→ What you will do:
Pull each line holding the word "Welcome" from the data.

→ Records to use:
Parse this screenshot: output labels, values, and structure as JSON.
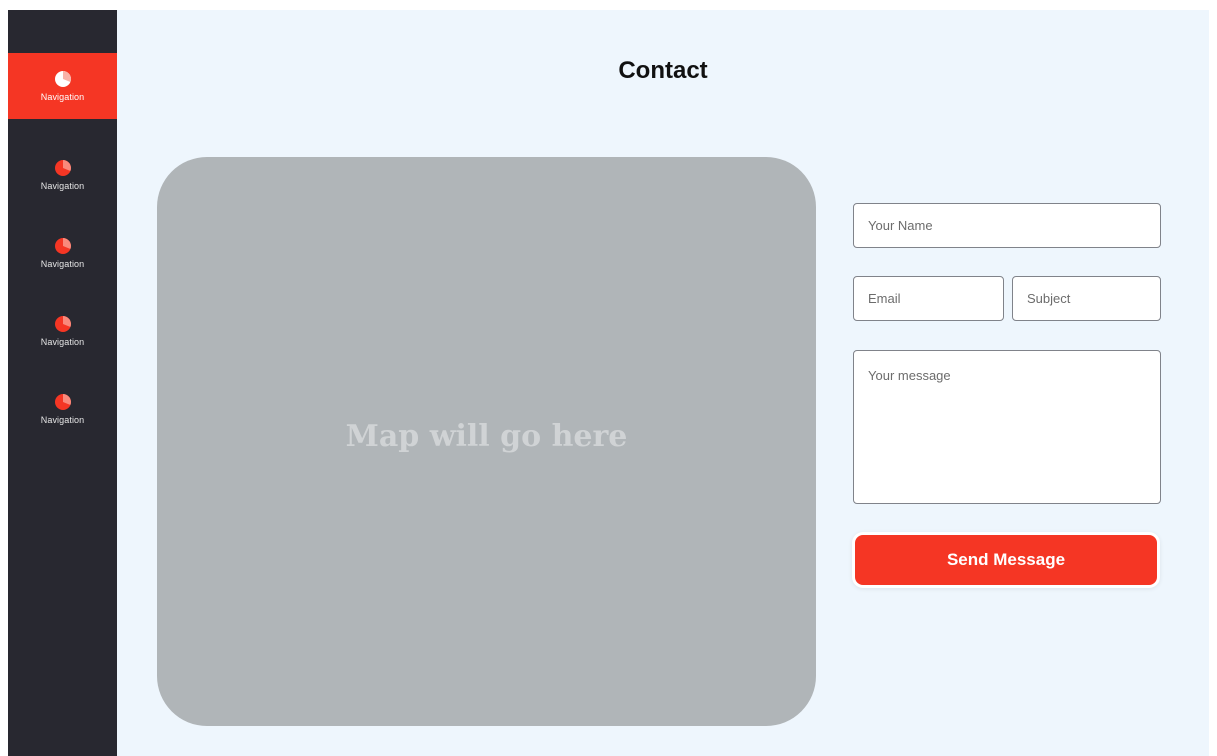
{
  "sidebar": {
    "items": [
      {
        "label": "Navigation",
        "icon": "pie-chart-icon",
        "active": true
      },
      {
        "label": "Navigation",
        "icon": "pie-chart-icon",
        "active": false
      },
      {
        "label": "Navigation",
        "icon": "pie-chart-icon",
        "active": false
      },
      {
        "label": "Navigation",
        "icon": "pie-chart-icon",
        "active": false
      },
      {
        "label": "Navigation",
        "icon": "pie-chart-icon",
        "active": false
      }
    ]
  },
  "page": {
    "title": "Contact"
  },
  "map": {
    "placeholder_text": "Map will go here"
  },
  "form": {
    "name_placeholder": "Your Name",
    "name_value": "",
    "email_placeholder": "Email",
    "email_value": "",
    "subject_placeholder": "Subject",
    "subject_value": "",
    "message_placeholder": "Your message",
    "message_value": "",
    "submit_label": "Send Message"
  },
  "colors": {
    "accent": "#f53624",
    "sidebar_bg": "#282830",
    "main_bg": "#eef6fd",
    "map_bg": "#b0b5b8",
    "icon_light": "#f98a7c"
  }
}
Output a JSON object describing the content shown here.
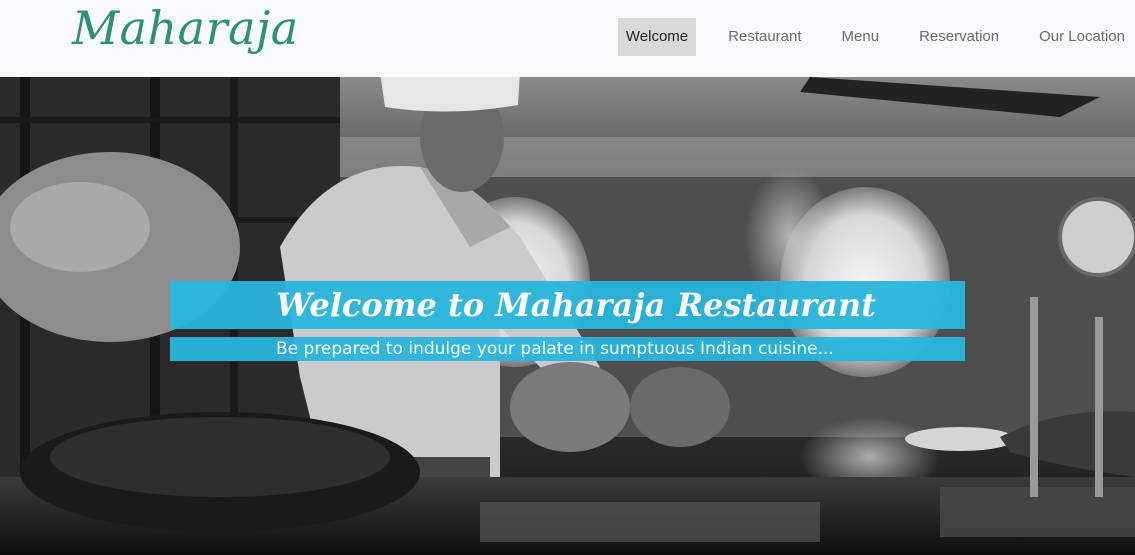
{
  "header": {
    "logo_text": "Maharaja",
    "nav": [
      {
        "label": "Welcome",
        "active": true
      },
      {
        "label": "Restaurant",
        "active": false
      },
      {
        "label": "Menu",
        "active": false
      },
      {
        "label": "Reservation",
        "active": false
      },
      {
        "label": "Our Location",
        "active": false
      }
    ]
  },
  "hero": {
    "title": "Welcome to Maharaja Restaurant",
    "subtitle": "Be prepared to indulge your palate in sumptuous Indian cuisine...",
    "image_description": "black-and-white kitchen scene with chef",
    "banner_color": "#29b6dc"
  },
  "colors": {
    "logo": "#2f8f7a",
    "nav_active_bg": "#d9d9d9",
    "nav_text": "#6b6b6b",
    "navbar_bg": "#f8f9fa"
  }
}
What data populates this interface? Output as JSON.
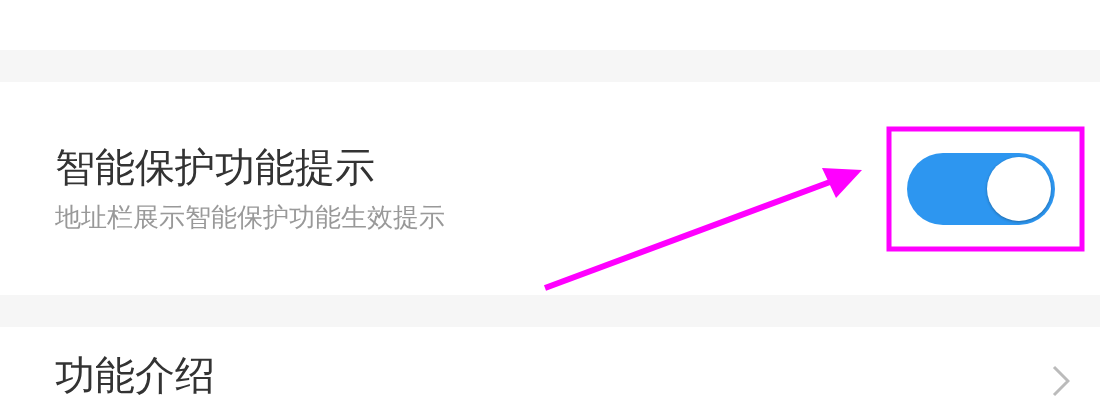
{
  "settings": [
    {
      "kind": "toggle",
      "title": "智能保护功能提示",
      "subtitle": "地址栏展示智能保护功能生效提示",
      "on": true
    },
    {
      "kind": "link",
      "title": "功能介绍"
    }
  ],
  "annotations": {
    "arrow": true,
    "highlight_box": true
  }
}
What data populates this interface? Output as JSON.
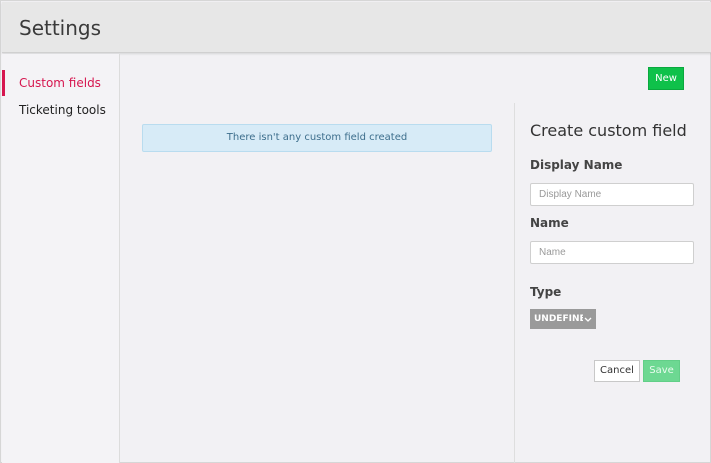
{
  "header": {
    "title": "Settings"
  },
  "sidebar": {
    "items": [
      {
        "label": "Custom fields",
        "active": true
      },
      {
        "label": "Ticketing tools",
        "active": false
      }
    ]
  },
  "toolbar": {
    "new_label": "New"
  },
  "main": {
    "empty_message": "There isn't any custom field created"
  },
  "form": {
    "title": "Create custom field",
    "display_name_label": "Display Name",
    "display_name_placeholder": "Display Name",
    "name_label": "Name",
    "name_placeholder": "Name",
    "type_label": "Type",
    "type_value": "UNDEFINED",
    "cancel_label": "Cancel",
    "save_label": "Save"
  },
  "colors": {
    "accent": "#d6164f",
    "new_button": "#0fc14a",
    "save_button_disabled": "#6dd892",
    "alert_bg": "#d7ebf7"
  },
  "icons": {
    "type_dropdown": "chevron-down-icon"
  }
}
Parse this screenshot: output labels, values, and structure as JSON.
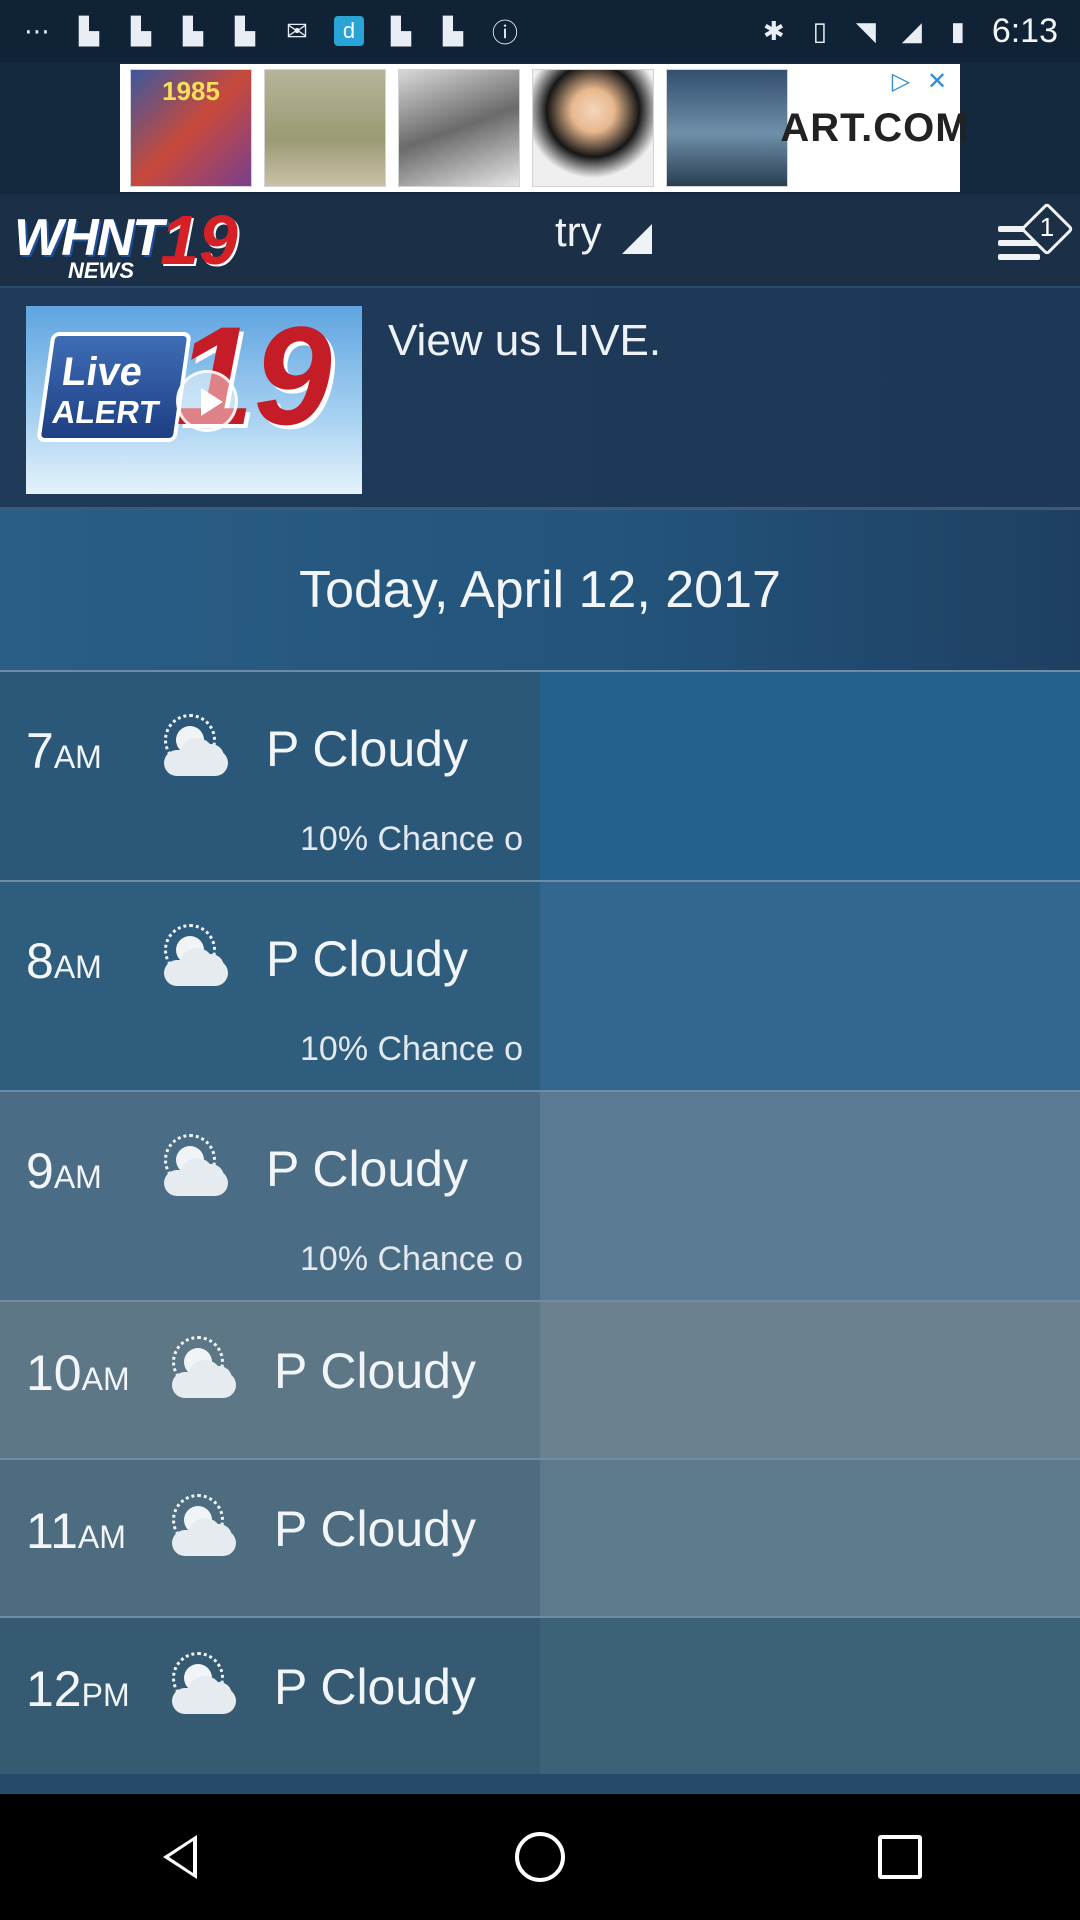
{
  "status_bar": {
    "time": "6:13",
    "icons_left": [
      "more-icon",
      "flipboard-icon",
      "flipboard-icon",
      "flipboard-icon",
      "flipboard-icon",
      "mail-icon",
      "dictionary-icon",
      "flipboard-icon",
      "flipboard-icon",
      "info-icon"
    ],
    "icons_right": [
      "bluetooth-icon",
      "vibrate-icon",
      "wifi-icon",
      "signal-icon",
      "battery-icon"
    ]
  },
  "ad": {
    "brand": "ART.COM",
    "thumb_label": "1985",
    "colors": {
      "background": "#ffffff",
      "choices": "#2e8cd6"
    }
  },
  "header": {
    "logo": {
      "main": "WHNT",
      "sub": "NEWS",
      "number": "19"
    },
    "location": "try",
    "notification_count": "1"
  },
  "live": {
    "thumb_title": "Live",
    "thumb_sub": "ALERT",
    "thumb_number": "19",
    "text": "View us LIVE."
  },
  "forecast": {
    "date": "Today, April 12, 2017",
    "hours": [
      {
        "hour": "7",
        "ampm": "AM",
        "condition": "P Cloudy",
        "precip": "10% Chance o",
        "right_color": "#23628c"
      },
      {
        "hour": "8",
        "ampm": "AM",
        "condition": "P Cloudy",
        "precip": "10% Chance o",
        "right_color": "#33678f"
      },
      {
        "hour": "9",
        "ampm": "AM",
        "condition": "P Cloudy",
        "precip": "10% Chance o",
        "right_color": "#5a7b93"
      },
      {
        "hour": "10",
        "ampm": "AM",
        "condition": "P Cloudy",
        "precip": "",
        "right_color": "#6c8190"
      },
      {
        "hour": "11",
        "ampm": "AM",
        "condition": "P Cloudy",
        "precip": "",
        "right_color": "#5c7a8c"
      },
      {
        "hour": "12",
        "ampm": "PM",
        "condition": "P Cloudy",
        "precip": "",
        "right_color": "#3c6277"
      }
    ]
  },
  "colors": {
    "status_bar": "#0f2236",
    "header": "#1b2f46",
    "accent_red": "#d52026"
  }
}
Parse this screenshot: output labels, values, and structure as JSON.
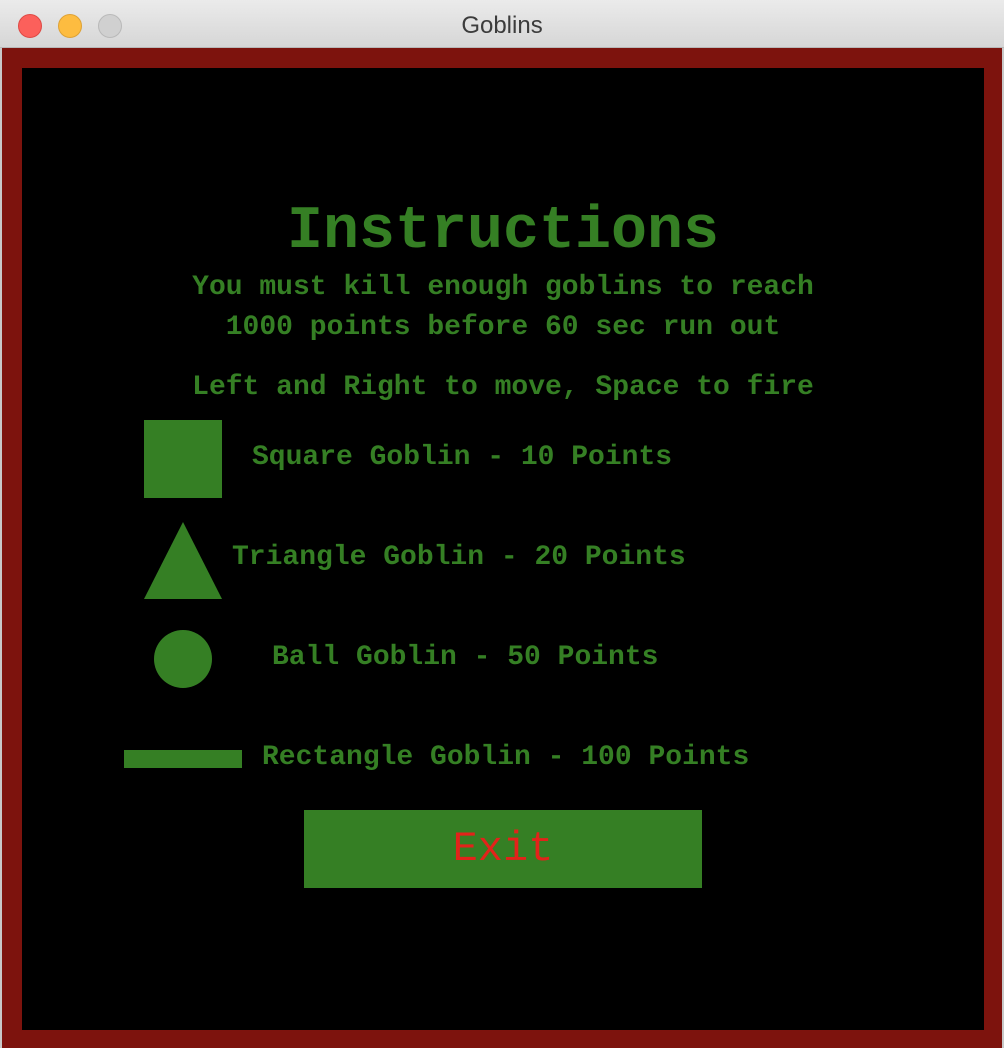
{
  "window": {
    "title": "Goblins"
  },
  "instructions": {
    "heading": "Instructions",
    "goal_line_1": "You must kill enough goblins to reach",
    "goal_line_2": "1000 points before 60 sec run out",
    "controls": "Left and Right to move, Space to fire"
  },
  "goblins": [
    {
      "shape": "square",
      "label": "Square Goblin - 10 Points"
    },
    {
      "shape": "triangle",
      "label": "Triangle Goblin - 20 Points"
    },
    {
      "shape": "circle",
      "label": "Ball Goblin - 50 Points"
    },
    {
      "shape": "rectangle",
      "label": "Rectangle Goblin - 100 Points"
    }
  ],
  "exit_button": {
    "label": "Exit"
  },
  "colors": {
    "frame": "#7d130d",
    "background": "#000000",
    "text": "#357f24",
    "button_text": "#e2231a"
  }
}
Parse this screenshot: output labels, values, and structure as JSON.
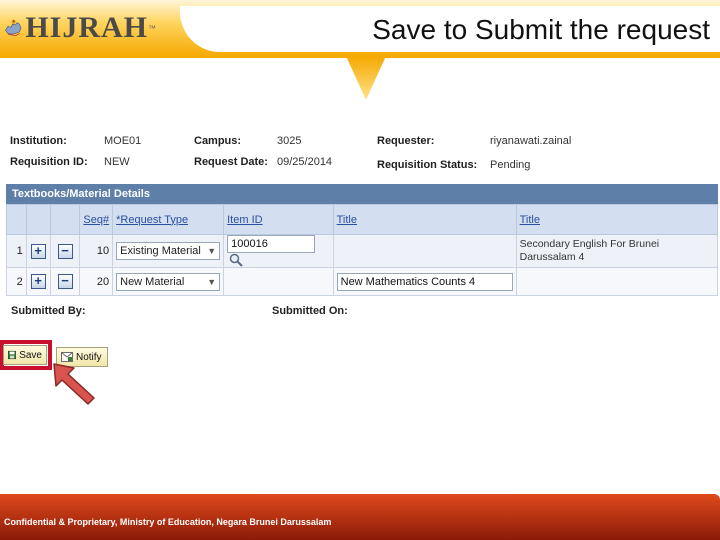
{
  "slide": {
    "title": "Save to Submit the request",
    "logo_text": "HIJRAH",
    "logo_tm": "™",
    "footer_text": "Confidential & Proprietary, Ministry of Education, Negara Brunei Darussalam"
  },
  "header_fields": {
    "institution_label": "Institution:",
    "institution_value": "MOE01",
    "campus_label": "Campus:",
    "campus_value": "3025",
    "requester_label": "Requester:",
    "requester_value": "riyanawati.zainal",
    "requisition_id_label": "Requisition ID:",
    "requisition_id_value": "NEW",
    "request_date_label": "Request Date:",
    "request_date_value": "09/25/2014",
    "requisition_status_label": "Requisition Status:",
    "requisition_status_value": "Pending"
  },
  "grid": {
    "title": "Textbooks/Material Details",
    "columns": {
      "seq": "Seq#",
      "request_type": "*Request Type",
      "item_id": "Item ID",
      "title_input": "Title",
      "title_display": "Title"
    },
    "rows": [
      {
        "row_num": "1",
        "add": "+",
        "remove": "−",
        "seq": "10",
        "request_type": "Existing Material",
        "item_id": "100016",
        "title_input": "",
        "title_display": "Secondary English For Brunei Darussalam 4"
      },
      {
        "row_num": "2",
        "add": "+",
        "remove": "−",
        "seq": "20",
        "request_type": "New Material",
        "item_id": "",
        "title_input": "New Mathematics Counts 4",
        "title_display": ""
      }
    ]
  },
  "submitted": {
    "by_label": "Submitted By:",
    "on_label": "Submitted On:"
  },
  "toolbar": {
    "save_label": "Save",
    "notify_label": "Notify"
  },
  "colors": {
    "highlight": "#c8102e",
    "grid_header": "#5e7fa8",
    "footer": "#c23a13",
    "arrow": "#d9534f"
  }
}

→ Result of this task:
        "label": "Welcome",
    "title": "Welcome to Maharaja Restaurant",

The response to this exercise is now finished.